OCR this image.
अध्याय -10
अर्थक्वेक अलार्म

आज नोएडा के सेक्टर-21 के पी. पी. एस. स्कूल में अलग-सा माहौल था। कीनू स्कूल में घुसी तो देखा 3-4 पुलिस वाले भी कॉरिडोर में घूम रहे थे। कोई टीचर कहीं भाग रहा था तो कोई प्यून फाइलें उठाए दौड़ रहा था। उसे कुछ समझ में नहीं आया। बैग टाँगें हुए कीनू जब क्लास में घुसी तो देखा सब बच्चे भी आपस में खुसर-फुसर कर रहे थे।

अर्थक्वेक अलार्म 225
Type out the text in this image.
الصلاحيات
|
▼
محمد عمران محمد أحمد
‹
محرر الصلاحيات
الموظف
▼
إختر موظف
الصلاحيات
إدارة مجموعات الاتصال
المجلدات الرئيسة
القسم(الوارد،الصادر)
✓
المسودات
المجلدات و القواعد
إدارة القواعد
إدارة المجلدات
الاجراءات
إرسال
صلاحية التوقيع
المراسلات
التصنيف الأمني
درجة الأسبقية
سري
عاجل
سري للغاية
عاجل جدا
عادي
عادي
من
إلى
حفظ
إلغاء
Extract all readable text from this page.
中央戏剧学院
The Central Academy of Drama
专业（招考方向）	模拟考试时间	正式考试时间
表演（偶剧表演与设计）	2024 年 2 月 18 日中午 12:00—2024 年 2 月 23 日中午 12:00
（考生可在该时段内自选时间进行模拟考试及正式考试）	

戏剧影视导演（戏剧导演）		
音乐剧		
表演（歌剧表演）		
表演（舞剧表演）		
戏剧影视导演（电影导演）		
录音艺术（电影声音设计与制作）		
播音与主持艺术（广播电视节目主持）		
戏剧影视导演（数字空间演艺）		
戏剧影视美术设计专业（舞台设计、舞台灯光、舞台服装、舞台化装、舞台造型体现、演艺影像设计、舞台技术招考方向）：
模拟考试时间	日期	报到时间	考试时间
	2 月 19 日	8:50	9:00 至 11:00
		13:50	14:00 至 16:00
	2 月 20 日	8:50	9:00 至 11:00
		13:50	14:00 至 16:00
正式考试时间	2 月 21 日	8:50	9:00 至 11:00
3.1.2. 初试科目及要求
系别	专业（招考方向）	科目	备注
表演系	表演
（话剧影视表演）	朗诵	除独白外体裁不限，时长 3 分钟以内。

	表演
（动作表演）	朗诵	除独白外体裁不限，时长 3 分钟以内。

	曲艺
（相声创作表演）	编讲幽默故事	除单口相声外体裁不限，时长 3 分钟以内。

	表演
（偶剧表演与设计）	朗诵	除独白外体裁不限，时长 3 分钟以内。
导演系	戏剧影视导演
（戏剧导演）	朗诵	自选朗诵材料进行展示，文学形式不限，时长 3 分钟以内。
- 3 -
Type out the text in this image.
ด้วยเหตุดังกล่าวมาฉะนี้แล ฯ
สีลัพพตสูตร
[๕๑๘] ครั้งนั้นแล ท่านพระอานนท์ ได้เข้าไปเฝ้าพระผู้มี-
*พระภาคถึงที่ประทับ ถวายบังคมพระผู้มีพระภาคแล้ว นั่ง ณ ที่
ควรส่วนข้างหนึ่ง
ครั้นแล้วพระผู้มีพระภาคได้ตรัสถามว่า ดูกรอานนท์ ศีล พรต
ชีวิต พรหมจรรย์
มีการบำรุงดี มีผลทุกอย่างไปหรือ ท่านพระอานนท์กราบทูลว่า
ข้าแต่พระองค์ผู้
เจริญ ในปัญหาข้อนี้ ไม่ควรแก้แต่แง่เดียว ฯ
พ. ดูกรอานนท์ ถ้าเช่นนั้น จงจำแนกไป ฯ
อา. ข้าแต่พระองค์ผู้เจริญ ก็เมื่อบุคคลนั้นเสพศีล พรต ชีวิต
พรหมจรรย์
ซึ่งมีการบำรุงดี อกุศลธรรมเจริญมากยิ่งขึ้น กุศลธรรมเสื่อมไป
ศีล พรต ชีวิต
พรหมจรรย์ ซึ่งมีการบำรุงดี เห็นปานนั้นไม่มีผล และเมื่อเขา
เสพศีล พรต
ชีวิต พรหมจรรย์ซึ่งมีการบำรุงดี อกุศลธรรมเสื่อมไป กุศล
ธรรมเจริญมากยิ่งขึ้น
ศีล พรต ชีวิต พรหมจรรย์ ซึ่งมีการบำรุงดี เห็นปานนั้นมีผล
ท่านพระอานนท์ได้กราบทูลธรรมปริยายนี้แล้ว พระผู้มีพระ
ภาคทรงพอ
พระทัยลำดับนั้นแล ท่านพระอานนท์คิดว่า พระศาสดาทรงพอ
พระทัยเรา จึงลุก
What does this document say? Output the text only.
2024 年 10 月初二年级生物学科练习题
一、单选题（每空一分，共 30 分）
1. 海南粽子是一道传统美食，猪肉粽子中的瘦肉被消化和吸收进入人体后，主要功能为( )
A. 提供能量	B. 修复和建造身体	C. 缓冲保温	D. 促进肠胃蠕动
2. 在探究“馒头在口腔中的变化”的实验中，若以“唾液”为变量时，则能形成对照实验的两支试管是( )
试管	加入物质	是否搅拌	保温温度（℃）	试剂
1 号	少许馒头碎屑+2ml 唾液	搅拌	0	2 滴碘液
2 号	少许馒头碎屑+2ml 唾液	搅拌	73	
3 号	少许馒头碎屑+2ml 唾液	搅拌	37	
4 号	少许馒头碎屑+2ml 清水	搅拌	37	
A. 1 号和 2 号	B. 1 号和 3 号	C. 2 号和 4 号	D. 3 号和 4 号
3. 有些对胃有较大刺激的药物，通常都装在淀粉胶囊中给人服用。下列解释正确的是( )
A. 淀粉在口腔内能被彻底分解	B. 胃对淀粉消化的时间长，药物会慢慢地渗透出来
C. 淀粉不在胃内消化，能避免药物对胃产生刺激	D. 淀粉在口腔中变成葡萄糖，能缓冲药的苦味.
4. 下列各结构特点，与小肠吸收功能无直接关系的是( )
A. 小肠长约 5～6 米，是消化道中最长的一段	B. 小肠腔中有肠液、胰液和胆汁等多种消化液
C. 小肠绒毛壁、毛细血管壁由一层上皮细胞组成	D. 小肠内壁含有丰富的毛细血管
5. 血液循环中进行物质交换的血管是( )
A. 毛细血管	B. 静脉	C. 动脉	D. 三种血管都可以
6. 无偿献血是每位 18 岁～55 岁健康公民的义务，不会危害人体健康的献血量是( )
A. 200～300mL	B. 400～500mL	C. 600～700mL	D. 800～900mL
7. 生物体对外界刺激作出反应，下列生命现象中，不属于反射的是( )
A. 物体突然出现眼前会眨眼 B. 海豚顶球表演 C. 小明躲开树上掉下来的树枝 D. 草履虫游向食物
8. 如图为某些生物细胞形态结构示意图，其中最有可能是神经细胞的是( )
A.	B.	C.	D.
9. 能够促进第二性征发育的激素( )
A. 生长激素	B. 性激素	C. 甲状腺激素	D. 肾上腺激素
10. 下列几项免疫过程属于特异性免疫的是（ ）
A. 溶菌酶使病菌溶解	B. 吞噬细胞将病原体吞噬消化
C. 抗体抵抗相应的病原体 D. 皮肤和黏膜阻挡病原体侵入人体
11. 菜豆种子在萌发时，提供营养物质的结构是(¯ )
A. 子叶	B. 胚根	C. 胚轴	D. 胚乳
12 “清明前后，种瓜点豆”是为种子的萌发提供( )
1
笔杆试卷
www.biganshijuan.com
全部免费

Direction:
Scan the listing above and copy all lines containing the word "การบำร".

The answer:
มีการบำรุงดี มีผลทุกอย่างไปหรือ ท่านพระอานนท์กราบทูลว่า
ซึ่งมีการบำรุงดี อกุศลธรรมเจริญมากยิ่งขึ้น กุศลธรรมเสื่อมไป
พรหมจรรย์ ซึ่งมีการบำรุงดี เห็นปานนั้นไม่มีผล และเมื่อเขา
ชีวิต พรหมจรรย์ซึ่งมีการบำรุงดี อกุศลธรรมเสื่อมไป กุศล
ศีล พรต ชีวิต พรหมจรรย์ ซึ่งมีการบำรุงดี เห็นปานนั้นมีผล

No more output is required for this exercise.